[GOALS]:
(a) Answer these about the forum thread on tiny Maltese dogs, one per line:
(i) How much does Pixie weigh?
(ii) What weight of dog does the thread say many people want as "a toy to carry around in their purse"?
(iii) What date is shown on the post by 08chrissy08?
(b) Go on with the forum thread about tiny Maltese dogs, picking up after its final post.

I also think she is lying. I don't think those dogs are that small and I even question whether those are her dogs. A few of the pics looked awfully familiar and I doubt a greeder would keep their dogs groomed so well. I think she's just trying to get money out of people who think tiny dogs are better. 

I'm glad to see some of you posting the reality of owning tiny dogs. I think most people that want one so small, have no idea how little and fragile they really are. Not to mention the health problems they can have. I also think a lot of people that want 2lb dogs, just want a toy to carry around in their purse and show off.


----------



## 08chrissy08 (Sep 19, 2008)

I just simply cannot imagine a full grown maltese at the size she is claiming. Either those poor dogs are not actually that small (which is very probable imo), or they are probably riddled with health problems. Pixie is 4lbs and I worry all the time about hurting her because she is so small. I just can't fathom wanting a dog even smaller and more fragile. I really hope people see this thread when they do searches for tiny malts. Teacups, tinies, micros....it all makes me sick.

[PROVIDED DATA]:

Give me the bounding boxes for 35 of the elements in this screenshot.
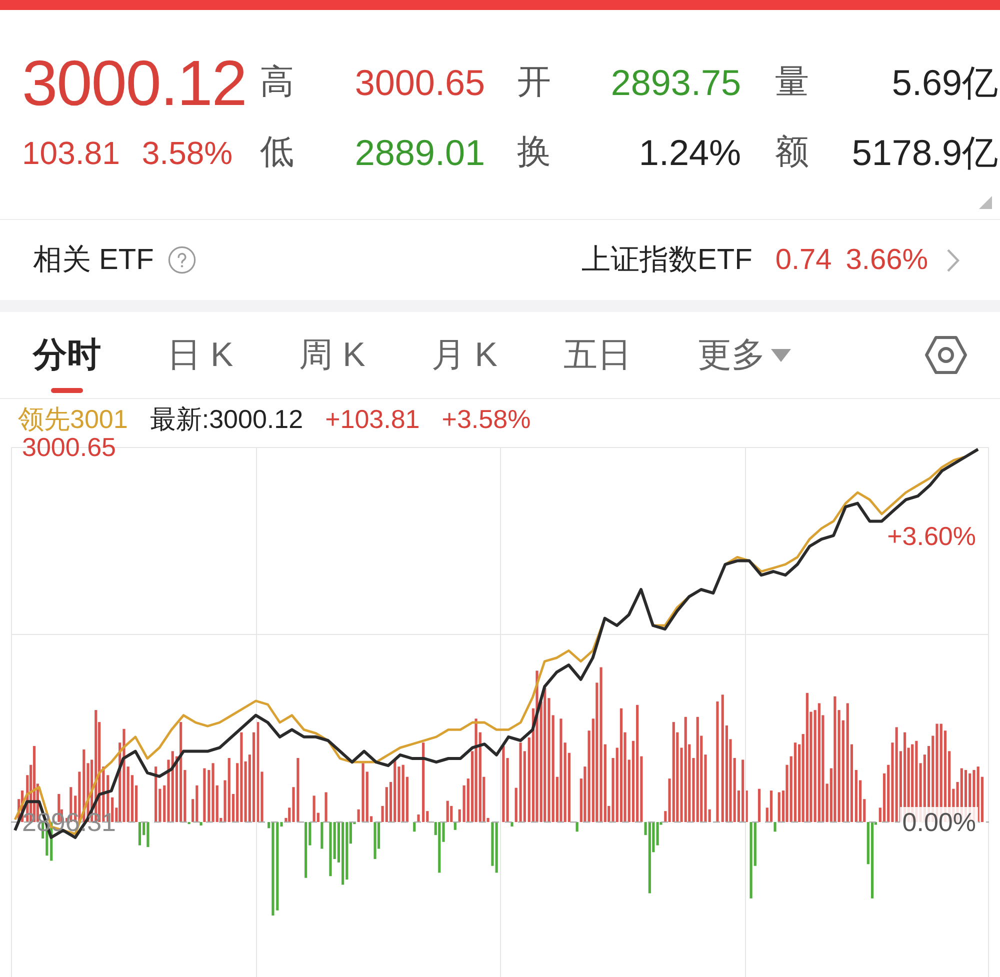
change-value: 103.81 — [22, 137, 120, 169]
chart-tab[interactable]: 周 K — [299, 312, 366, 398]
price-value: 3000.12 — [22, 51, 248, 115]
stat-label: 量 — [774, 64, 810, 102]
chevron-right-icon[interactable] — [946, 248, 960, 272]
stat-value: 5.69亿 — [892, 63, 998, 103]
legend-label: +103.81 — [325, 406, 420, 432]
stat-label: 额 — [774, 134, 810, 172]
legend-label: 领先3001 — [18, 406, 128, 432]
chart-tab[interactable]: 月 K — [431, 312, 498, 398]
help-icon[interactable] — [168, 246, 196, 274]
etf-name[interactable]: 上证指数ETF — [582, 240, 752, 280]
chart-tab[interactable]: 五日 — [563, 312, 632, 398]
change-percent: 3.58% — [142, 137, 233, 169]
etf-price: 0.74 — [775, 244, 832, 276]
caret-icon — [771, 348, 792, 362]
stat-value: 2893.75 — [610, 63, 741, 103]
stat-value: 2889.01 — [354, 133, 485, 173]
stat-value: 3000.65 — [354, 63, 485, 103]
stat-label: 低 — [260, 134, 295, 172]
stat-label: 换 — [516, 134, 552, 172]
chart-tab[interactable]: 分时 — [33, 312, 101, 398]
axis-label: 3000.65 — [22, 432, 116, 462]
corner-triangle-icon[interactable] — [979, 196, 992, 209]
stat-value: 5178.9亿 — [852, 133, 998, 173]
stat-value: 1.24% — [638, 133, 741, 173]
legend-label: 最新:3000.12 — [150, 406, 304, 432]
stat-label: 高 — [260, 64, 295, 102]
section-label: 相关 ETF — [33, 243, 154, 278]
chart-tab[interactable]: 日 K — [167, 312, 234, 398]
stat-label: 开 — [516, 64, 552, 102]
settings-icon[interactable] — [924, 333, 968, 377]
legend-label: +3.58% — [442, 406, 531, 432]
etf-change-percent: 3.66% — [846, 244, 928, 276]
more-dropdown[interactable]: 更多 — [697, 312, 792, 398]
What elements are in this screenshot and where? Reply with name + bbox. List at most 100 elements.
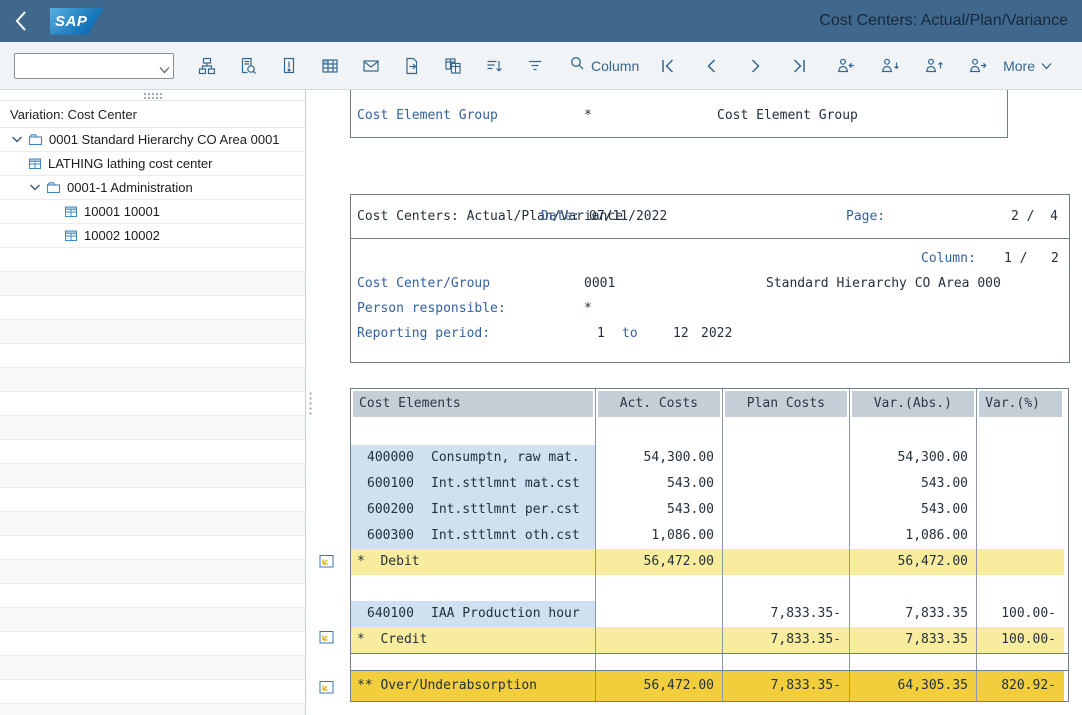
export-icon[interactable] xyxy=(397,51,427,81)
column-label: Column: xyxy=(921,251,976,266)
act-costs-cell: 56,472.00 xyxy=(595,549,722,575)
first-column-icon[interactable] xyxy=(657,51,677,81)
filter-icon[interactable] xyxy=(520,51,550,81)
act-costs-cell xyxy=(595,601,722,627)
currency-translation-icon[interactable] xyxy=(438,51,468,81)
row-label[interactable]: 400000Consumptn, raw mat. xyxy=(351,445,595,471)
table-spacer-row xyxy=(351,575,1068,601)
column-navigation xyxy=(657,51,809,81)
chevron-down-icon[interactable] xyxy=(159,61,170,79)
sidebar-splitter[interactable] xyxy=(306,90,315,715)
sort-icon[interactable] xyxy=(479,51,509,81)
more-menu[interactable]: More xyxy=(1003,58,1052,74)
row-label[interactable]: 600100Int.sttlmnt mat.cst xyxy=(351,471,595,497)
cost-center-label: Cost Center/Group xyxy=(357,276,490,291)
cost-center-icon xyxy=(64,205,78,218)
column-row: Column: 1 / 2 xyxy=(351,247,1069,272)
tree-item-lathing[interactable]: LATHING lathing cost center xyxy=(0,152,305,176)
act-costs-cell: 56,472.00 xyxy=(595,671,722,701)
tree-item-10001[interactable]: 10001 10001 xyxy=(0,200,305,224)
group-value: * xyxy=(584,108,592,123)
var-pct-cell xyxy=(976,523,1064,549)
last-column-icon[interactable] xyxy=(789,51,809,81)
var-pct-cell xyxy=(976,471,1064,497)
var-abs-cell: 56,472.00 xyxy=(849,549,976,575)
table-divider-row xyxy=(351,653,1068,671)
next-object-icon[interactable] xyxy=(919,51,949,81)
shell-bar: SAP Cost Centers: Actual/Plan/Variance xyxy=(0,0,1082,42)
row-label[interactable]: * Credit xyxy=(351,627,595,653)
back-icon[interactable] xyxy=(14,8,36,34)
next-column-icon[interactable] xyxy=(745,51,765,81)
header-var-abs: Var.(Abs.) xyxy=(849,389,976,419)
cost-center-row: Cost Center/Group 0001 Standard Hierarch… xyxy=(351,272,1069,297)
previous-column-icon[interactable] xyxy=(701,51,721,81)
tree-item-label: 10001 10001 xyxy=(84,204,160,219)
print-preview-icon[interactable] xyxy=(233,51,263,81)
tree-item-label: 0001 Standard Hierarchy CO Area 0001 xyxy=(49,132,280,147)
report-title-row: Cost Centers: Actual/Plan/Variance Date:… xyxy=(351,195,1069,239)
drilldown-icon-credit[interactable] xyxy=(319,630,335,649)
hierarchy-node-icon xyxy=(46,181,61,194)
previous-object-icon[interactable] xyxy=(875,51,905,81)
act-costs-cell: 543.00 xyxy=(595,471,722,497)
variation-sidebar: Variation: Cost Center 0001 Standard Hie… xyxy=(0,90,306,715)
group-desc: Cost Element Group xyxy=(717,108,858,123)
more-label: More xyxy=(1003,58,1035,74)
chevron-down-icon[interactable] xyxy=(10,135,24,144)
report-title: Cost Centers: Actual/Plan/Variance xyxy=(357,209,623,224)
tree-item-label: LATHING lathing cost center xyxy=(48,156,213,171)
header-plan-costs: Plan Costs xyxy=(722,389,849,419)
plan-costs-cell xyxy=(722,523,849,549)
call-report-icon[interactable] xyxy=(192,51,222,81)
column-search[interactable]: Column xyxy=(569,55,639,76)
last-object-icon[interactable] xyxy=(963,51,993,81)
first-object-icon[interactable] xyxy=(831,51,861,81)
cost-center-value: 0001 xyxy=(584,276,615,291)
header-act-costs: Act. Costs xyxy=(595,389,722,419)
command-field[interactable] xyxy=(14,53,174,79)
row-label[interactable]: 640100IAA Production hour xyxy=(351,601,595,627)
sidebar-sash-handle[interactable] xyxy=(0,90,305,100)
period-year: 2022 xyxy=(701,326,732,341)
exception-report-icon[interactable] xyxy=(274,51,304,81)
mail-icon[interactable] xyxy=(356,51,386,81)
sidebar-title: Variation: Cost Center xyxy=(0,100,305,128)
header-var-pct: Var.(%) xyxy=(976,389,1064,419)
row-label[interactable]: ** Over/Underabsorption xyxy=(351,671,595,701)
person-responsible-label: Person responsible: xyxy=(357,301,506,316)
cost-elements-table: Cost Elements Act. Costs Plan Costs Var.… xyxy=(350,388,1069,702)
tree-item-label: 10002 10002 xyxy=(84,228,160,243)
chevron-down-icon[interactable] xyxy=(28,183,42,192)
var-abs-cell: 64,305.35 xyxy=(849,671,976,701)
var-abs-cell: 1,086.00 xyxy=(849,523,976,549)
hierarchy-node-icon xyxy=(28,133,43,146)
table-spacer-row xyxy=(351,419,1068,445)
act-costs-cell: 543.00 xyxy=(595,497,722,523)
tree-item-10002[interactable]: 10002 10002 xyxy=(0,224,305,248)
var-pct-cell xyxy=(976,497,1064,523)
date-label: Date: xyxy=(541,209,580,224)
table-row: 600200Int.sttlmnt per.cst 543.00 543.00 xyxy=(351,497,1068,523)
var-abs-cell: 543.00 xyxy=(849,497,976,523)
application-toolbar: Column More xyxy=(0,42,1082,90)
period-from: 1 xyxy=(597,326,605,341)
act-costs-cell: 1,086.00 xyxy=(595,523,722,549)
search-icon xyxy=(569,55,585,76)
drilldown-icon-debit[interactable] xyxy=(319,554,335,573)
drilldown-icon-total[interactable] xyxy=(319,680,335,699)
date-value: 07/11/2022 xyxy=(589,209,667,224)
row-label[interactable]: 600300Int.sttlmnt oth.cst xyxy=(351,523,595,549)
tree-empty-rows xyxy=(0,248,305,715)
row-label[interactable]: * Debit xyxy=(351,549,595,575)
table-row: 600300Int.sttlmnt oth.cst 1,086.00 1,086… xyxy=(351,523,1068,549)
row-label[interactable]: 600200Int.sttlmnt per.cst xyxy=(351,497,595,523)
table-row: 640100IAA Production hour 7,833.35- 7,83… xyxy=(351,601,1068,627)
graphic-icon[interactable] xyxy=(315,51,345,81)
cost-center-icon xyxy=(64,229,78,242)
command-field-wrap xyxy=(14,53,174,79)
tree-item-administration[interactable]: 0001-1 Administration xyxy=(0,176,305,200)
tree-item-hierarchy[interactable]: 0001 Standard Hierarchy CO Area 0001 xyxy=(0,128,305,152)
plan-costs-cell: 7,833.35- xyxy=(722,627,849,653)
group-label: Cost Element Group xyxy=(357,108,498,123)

==

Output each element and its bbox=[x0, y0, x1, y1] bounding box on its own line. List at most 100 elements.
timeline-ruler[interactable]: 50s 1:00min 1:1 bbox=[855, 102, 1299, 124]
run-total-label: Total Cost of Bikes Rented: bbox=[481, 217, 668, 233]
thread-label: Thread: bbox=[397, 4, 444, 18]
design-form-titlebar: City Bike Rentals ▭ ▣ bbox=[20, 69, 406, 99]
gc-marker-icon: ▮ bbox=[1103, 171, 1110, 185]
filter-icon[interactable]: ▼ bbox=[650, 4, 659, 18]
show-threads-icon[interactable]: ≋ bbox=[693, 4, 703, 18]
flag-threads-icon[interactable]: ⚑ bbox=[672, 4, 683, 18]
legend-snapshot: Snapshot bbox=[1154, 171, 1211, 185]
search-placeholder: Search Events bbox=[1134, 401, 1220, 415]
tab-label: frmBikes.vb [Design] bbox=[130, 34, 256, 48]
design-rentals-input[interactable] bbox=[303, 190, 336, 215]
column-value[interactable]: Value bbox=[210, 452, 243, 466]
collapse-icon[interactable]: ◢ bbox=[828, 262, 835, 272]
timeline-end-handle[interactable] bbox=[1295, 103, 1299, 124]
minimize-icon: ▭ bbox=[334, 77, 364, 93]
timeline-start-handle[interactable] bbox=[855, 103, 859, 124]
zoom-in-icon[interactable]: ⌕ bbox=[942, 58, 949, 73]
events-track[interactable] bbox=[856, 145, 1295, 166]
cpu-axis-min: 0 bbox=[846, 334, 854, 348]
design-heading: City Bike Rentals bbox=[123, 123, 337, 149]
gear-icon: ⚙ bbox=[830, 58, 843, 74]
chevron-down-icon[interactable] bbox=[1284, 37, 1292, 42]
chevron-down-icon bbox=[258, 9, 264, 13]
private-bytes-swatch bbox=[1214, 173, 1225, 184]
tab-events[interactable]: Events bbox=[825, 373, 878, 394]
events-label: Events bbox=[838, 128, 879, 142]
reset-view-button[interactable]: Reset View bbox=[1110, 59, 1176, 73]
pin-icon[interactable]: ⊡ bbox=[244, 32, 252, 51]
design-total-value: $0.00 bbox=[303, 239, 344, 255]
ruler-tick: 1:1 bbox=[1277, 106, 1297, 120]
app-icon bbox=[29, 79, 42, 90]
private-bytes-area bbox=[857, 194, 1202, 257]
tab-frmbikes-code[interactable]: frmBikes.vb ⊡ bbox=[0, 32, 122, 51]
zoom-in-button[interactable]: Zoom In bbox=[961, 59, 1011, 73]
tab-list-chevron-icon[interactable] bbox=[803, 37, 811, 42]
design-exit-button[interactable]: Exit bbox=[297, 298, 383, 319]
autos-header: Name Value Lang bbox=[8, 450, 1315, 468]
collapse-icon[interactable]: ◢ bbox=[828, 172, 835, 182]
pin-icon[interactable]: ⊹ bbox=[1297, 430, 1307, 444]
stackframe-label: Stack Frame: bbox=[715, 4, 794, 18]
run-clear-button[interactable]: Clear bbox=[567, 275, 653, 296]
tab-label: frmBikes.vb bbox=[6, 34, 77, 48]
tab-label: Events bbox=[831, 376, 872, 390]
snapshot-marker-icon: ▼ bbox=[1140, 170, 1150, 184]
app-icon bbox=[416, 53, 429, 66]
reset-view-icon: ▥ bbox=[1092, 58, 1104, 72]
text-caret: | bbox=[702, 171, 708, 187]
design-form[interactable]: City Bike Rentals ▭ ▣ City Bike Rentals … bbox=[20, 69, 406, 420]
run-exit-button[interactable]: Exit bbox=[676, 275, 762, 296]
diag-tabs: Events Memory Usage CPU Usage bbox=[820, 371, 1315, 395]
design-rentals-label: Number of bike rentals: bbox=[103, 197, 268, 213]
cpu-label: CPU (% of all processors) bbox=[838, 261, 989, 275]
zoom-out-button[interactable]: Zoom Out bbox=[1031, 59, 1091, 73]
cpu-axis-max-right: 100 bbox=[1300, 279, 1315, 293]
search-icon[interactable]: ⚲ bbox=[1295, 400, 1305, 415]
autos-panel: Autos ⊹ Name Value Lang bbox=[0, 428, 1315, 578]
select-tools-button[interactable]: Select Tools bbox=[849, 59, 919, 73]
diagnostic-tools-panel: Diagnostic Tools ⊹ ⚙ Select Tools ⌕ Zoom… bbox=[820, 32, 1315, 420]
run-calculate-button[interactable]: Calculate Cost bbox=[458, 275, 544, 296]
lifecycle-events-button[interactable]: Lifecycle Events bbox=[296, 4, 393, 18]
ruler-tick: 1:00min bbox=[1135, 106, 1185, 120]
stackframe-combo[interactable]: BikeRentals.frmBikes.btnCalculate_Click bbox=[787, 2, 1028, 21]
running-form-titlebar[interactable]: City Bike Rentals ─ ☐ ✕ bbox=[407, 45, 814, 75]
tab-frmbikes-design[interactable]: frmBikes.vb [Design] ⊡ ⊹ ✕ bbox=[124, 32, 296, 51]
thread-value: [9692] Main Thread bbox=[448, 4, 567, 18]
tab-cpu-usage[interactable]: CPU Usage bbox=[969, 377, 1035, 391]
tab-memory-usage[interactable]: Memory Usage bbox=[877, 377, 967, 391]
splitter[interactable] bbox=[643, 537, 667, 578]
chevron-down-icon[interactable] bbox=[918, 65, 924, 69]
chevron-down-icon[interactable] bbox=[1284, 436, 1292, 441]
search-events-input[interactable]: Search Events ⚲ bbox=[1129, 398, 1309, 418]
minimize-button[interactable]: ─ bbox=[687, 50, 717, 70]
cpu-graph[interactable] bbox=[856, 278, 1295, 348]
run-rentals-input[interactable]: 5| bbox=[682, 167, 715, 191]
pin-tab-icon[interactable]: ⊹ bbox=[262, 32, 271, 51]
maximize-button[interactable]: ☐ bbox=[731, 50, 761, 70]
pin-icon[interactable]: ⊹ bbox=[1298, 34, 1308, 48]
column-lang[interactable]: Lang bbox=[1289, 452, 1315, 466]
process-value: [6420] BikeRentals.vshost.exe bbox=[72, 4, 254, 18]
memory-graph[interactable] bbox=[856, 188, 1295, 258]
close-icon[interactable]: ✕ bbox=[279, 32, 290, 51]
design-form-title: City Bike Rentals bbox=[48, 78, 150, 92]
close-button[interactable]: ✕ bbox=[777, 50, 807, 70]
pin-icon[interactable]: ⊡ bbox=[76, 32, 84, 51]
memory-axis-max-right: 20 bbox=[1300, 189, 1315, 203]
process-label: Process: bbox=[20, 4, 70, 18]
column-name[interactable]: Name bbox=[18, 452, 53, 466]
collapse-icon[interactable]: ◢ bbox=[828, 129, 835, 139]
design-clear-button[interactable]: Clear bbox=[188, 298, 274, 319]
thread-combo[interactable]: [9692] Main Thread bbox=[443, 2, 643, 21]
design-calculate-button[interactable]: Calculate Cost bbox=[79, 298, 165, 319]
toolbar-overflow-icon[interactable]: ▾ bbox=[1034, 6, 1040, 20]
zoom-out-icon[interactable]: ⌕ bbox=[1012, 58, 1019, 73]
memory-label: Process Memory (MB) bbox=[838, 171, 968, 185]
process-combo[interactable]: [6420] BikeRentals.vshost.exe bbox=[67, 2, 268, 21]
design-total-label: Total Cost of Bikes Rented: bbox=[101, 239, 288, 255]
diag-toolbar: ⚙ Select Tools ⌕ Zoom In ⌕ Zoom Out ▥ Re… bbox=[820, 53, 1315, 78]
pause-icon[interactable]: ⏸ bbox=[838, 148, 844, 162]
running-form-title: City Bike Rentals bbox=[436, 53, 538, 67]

[RESPONSE LIST]:
(a)
(i) 4lbs
(ii) 2lb
(iii) Sep 19, 2008

(b)
Getting a small dog from a reputable breeder is one thing (these guys are small, even smaller ones are bound to pop up!), but to read about someone purposefully breeding for that kind of size just makes me ill.


----------



## pammy4501 (Aug 8, 2007)

I wouldn't trade my little 7.5 lb sausage butt for all the 2 lb dogs in the world!


----------



## bellaratamaltese (May 24, 2006)

QUOTE (ilovemymaltese @ Aug 26 2009, 10:09 AM) index.php?act=findpost&pid=822427


> OMG look at her puppy in this add :shocked: :shocked:
> 
> http://www.k9stud.com/PuppiesforSale/Maltese42562.aspx
> 
> I still don't think it's possible for a 1 pound dam to give birth.... I think she's lieing.....[/B]


I think she's lying also. And I would love to know how she came by her marcris dogs for breeding.


----------



## Snowball Pie's Mommi (Oct 16, 2008)

Another question here ... Why would they bathe them every two days??? (she mentions that on the home page introduction) 

I would never want a dog that small. I worry enough about Snowball in regards to meds and health issues, or him getting accidently hurt. (he is 5 1/2 pounds)


----------



## thinkpink (Sep 25, 2004)

Baby doesn't look to be 1.8 lbs. to me. If she were that tiny that bow would appear much larger on her head. Comparing the others to their surroundings, especially the bathtub pictures, they don't look to be as small as stated. Even if they are I certainly wouldn't want one that tinyl. I can't imagine the constant worry that would come from having a dog that small even if it were perfectly healthy.


----------



## llf060787 (Nov 19, 2007)

No Thank You!!! I'm perfectly happy with my own little 13 lb chunker Bianca!


----------



## bellaratamaltese (May 24, 2006)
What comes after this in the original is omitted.